(INSTRUCTIONS TO FOLLOW):
Pull every line containing "besides" out of the material below.

================================

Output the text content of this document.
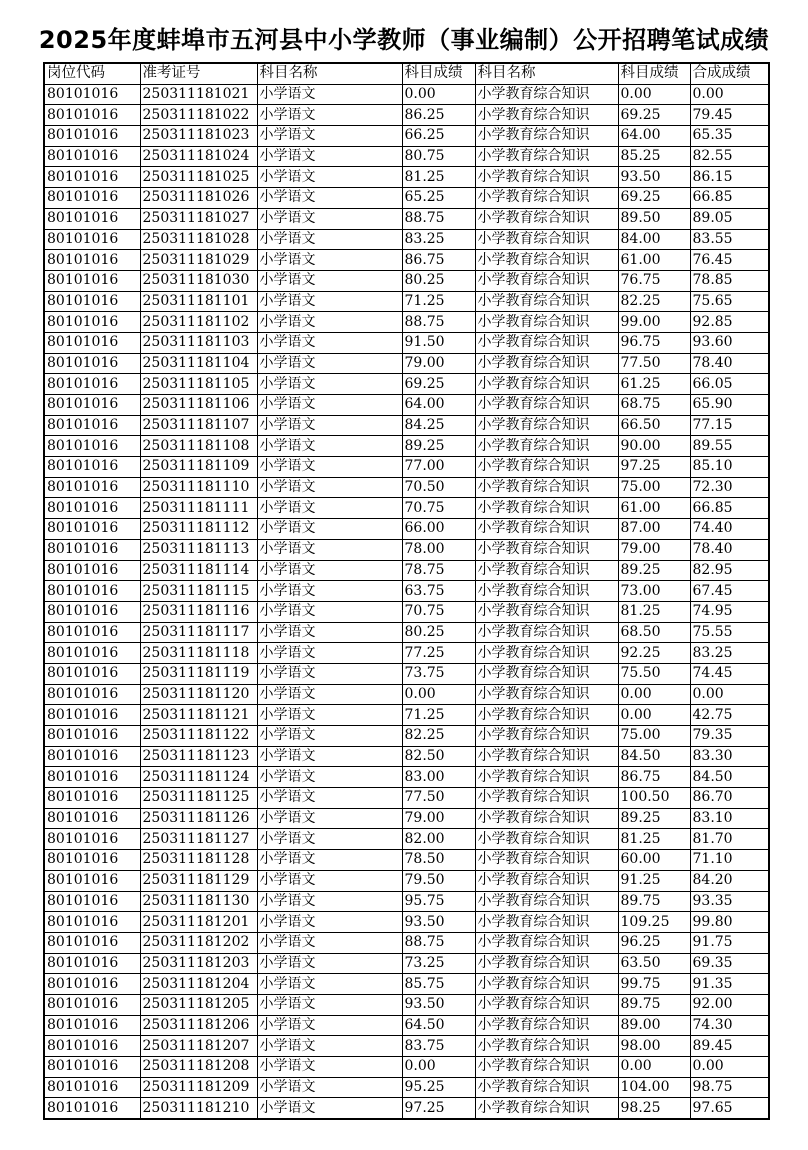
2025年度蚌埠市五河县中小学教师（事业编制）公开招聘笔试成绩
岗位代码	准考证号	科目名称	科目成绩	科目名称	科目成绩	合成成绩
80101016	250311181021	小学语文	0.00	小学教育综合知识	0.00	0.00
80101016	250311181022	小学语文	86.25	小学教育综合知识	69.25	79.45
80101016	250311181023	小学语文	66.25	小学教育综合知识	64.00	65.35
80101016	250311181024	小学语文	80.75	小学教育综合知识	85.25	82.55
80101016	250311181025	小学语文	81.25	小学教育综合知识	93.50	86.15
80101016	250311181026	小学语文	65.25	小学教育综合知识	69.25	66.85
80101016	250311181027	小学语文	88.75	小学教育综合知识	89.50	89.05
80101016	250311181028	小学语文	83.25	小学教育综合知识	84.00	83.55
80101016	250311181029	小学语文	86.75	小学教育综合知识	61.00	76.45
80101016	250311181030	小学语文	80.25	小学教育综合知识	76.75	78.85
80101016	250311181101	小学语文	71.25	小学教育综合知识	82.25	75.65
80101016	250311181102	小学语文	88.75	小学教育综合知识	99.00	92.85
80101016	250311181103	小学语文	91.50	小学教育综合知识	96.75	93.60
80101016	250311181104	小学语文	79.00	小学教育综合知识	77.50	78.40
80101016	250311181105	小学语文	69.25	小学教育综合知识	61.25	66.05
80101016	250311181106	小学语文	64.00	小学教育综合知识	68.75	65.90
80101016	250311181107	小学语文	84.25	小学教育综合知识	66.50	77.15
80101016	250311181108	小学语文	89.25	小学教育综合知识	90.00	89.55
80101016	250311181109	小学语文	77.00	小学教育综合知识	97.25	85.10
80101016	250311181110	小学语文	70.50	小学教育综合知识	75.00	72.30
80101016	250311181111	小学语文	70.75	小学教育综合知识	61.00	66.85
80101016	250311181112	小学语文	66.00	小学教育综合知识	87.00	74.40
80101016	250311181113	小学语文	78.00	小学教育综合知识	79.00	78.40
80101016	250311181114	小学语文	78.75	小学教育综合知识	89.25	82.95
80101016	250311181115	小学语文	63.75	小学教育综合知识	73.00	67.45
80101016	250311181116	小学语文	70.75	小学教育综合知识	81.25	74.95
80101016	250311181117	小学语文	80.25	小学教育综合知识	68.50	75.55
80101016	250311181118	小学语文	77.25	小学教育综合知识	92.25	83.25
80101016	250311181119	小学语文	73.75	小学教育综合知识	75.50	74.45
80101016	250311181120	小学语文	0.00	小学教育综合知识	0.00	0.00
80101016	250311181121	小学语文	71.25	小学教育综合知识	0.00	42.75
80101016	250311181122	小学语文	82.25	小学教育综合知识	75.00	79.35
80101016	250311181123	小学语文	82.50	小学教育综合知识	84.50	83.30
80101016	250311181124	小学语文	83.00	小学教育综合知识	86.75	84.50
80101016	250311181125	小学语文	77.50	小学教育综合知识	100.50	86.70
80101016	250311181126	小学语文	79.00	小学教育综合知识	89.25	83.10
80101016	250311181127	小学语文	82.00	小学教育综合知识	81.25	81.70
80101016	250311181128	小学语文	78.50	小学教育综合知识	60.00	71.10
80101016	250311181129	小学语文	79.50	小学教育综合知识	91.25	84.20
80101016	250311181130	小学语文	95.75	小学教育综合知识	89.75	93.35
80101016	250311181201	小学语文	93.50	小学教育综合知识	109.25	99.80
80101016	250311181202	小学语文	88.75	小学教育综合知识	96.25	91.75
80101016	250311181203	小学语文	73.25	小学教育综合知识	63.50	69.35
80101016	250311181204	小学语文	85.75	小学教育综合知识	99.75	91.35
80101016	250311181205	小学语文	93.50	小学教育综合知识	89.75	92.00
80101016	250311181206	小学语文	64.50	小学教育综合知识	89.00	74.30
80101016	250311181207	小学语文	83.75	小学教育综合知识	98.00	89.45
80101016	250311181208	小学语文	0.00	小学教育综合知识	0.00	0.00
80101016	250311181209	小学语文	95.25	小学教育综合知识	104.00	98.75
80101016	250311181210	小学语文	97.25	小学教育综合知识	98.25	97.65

================================

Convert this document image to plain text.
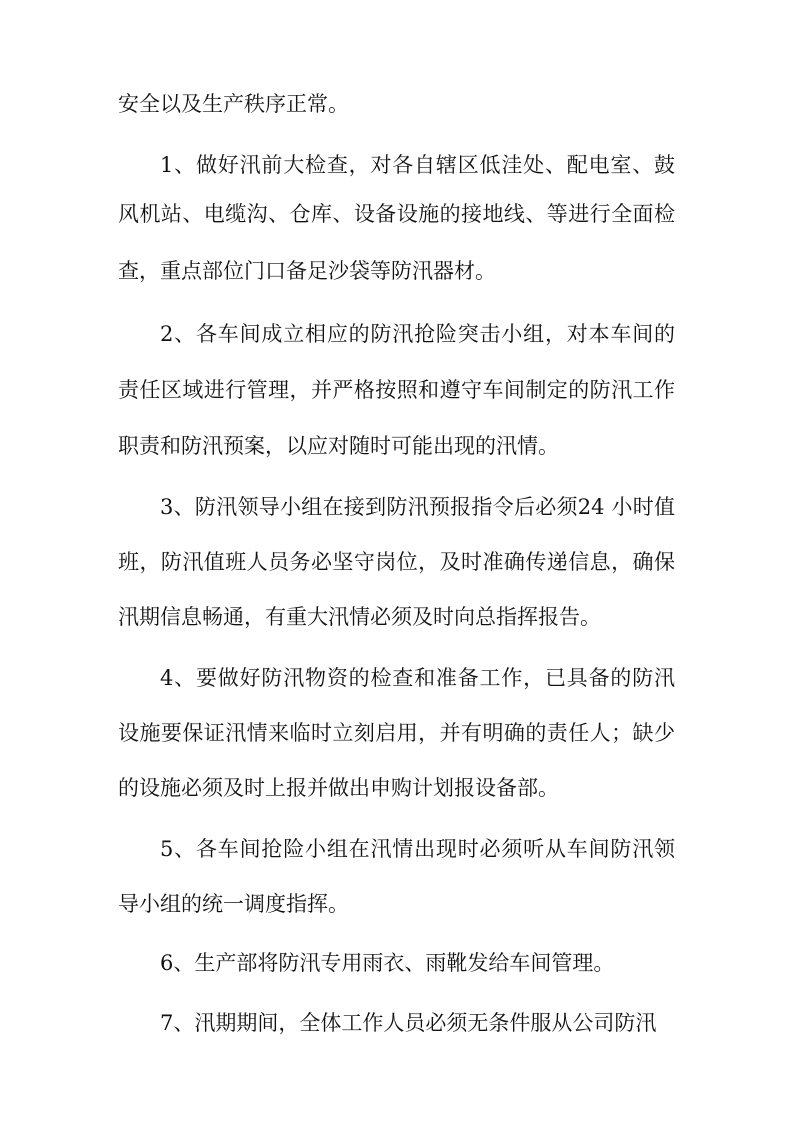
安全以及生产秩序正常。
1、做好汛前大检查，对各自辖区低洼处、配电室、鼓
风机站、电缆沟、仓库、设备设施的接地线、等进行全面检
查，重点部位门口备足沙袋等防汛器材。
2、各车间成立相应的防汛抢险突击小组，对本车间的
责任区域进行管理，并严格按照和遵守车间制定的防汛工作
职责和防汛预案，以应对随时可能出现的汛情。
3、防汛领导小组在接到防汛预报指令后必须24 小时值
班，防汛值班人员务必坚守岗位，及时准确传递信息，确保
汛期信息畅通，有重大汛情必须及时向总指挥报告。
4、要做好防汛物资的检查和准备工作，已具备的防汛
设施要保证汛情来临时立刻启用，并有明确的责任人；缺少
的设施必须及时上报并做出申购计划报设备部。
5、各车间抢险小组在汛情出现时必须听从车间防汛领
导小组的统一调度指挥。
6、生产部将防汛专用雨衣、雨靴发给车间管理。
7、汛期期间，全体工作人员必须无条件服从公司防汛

================================

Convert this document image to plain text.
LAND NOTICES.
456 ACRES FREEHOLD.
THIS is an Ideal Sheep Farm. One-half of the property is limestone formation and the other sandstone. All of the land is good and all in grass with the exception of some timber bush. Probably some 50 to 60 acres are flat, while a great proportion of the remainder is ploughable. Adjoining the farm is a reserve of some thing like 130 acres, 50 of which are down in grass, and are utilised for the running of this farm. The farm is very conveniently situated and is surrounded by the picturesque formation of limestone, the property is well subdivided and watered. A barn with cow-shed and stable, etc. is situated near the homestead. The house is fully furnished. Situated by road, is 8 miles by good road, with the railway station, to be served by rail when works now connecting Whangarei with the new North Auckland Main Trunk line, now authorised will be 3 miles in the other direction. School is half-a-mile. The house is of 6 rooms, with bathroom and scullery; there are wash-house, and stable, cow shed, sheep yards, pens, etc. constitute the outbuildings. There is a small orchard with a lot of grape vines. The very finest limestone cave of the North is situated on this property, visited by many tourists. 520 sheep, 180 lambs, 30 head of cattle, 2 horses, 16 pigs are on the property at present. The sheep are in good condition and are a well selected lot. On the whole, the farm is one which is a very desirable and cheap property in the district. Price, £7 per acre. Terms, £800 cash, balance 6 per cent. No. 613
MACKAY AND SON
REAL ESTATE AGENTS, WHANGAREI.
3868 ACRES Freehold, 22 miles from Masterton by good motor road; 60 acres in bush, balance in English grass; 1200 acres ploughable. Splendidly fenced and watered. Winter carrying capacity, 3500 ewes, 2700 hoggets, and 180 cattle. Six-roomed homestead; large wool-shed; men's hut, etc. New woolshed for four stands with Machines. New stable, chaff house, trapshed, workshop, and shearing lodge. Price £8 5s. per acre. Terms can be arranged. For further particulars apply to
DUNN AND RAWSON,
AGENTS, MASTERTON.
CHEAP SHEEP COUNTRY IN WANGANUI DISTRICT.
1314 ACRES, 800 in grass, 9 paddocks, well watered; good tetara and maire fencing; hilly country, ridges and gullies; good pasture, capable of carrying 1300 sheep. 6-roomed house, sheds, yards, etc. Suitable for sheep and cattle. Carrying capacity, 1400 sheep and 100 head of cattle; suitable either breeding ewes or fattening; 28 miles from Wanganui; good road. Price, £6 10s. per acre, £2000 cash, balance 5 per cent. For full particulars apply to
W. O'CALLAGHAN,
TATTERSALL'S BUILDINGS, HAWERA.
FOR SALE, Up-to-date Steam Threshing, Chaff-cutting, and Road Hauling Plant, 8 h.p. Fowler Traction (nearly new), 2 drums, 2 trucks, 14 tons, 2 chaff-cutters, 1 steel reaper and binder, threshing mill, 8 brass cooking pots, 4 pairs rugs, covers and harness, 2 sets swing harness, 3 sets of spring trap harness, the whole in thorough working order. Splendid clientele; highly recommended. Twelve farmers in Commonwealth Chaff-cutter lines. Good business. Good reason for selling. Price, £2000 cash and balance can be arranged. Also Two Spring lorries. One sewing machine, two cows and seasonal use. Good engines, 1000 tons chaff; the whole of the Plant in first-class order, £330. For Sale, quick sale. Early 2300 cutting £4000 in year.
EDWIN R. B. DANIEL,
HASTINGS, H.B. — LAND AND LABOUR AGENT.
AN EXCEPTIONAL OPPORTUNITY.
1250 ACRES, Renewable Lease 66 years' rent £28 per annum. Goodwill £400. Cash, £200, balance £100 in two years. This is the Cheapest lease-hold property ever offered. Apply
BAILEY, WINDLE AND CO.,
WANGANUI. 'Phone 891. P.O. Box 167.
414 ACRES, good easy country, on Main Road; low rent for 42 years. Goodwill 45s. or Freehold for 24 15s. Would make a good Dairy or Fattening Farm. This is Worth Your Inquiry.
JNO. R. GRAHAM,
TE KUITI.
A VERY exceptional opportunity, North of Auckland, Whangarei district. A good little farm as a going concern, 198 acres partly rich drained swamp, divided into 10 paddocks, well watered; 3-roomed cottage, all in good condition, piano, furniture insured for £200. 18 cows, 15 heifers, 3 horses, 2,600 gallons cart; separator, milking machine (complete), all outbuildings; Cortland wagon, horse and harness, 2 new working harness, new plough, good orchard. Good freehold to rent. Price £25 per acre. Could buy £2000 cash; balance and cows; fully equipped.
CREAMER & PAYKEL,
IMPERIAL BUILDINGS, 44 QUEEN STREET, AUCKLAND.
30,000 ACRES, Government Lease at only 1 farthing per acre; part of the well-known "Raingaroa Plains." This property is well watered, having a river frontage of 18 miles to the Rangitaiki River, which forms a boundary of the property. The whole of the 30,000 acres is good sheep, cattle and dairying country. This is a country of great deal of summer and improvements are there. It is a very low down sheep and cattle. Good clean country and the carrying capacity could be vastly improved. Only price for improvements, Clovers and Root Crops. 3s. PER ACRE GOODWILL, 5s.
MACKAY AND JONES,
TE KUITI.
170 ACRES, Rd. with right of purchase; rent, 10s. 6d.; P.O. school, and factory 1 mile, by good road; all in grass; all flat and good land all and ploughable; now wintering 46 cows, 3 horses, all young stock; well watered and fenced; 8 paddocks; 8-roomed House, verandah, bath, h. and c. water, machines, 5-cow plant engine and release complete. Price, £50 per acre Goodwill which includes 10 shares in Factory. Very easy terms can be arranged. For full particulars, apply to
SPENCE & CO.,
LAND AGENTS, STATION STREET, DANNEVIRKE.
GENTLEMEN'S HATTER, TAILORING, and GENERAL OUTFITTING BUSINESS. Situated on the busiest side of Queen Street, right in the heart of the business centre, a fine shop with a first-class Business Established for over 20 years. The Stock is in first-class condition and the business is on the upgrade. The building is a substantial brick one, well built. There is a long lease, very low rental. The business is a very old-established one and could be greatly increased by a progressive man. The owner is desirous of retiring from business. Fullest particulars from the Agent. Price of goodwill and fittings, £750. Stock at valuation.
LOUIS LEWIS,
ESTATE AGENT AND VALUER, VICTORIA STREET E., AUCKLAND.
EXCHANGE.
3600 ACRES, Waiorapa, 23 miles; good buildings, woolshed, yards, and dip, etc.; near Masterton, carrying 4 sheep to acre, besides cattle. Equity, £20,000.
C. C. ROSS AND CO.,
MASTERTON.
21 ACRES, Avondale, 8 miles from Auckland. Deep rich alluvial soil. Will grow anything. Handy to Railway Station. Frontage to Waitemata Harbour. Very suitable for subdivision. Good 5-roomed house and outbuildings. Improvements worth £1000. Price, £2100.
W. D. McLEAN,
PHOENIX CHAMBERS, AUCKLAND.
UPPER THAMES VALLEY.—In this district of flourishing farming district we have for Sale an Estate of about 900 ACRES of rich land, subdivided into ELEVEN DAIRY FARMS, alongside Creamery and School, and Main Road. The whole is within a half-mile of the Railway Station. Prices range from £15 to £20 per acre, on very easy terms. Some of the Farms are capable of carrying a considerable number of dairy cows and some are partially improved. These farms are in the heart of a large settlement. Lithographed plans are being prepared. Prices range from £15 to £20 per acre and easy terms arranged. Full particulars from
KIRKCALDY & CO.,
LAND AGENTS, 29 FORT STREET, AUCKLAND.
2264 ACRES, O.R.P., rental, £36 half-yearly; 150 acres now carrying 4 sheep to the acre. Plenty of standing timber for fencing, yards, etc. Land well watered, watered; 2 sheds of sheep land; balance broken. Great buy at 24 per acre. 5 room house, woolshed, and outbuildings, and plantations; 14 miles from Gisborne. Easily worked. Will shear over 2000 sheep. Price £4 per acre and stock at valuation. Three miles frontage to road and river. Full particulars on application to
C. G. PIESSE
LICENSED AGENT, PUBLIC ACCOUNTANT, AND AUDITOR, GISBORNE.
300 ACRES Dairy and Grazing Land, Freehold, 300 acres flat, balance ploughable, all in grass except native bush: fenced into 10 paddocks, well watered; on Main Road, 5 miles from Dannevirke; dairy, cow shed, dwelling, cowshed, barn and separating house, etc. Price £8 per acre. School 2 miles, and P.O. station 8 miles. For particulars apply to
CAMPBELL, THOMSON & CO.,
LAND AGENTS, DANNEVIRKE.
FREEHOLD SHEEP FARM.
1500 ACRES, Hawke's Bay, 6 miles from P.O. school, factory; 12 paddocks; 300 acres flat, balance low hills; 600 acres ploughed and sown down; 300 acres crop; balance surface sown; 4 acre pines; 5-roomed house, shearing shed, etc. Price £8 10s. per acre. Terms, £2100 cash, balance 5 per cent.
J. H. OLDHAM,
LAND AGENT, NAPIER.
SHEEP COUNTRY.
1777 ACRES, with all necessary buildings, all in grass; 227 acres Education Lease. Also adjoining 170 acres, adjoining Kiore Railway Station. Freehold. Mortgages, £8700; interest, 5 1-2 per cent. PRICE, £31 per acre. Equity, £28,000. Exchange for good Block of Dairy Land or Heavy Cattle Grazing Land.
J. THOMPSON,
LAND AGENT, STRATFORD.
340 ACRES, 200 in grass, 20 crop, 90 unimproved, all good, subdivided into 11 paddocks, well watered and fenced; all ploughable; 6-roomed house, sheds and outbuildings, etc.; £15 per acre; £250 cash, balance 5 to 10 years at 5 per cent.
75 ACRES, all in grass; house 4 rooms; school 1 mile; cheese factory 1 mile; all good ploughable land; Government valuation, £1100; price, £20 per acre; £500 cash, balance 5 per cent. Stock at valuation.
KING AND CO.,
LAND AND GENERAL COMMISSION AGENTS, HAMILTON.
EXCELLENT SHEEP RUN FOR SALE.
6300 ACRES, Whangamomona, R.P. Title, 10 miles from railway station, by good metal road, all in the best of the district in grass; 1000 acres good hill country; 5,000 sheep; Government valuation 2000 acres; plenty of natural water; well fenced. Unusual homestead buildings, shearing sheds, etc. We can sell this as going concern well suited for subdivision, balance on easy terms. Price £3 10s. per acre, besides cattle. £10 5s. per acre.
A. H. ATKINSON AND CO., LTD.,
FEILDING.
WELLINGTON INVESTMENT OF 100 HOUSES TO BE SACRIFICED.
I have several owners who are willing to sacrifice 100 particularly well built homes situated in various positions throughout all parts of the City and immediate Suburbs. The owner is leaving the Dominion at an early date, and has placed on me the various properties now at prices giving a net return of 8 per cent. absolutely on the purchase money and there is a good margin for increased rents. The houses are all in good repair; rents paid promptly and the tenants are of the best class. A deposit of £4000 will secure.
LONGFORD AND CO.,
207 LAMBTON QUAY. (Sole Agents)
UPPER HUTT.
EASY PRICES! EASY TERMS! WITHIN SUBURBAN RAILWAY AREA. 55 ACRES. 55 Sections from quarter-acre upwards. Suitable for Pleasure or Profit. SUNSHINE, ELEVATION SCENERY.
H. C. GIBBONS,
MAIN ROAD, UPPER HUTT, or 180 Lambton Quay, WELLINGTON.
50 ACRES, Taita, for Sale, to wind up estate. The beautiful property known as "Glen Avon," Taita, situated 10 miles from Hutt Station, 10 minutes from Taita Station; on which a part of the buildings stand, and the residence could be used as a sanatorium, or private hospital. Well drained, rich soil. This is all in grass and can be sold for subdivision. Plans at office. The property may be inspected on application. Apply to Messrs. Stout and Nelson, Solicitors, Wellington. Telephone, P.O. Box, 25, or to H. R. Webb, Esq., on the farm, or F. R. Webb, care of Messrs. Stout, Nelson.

================================

(TASK RESPONSE):
3600 ACRES, Waiorapa, 23 miles; good buildings, woolshed, yards, and dip, etc.; near Masterton, carrying 4 sheep to acre, besides cattle. Equity, £20,000.
6300 ACRES, Whangamomona, R.P. Title, 10 miles from railway station, by good metal road, all in the best of the district in grass; 1000 acres good hill country; 5,000 sheep; Government valuation 2000 acres; plenty of natural water; well fenced. Unusual homestead buildings, shearing sheds, etc. We can sell this as going concern well suited for subdivision, balance on easy terms. Price £3 10s. per acre, besides cattle. £10 5s. per acre.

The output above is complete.